Stated task: Search the listing for the string "Degree" and copy every line that contains it.

Information provided:
______________________________
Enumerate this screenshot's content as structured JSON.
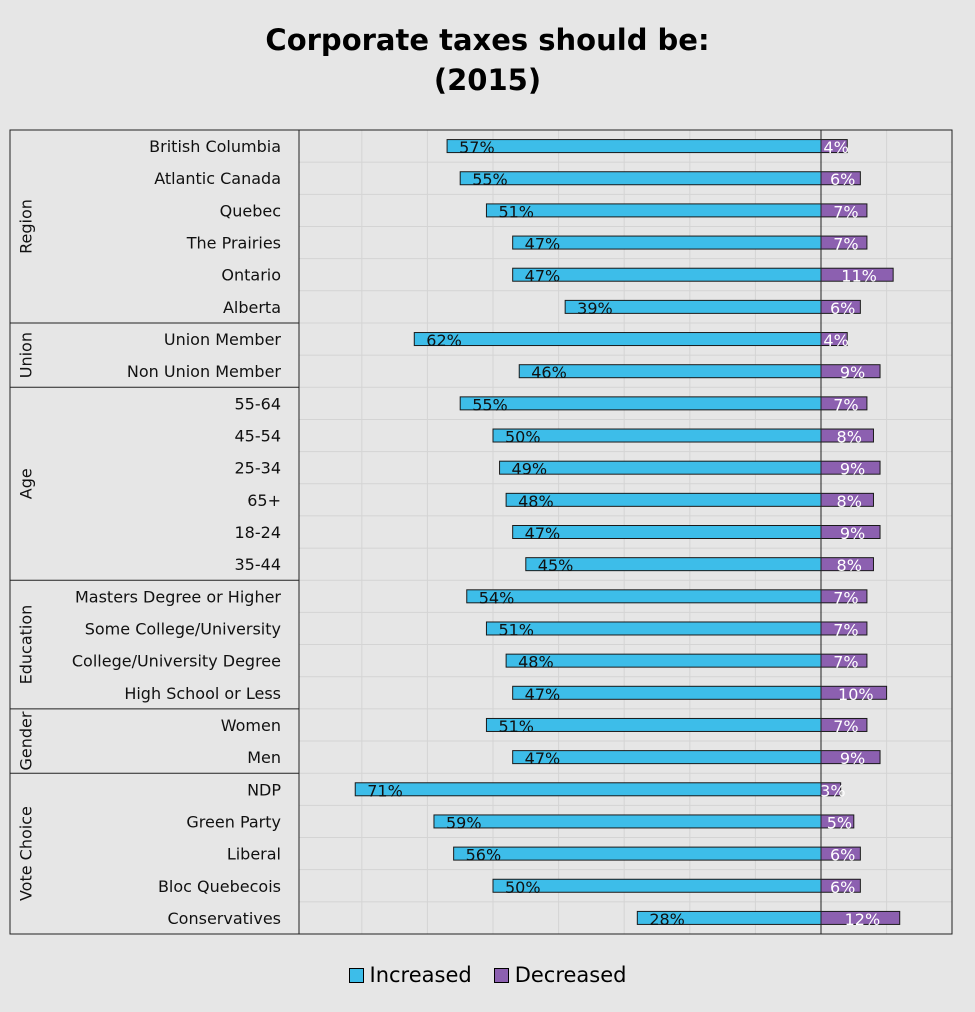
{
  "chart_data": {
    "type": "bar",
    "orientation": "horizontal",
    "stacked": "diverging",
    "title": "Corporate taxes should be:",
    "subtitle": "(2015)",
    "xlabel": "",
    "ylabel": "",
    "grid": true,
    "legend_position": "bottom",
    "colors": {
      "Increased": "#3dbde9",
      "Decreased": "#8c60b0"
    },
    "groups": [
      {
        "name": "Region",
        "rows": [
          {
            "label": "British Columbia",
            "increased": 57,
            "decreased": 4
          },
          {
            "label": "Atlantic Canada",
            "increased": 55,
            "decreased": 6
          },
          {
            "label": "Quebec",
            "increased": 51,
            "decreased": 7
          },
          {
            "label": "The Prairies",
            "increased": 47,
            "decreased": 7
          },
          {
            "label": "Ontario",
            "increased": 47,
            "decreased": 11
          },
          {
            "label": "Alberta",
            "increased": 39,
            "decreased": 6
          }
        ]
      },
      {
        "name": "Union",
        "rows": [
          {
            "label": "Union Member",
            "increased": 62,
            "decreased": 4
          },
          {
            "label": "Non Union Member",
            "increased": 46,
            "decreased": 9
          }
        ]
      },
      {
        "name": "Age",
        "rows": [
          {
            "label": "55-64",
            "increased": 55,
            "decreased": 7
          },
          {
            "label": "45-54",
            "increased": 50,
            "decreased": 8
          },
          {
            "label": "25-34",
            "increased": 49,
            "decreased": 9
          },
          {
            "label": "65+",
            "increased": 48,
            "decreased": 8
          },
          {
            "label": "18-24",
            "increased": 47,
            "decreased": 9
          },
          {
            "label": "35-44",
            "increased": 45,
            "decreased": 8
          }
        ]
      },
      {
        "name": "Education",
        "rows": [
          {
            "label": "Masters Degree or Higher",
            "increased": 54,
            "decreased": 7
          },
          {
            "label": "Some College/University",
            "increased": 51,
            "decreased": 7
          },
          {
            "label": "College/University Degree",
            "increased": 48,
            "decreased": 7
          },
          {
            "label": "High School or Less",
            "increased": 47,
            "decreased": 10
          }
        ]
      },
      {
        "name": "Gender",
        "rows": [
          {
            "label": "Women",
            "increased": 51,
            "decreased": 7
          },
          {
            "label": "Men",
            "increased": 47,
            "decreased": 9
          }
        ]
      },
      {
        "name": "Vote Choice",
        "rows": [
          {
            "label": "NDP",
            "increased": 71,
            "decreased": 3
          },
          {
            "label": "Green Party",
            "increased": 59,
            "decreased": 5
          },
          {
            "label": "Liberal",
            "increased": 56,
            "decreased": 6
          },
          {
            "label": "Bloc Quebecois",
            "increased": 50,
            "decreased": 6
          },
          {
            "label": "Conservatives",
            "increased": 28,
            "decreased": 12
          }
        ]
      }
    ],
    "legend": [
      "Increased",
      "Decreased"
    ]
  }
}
______________________________
Result for this task:
            "label": "Masters Degree or Higher",
            "label": "College/University Degree",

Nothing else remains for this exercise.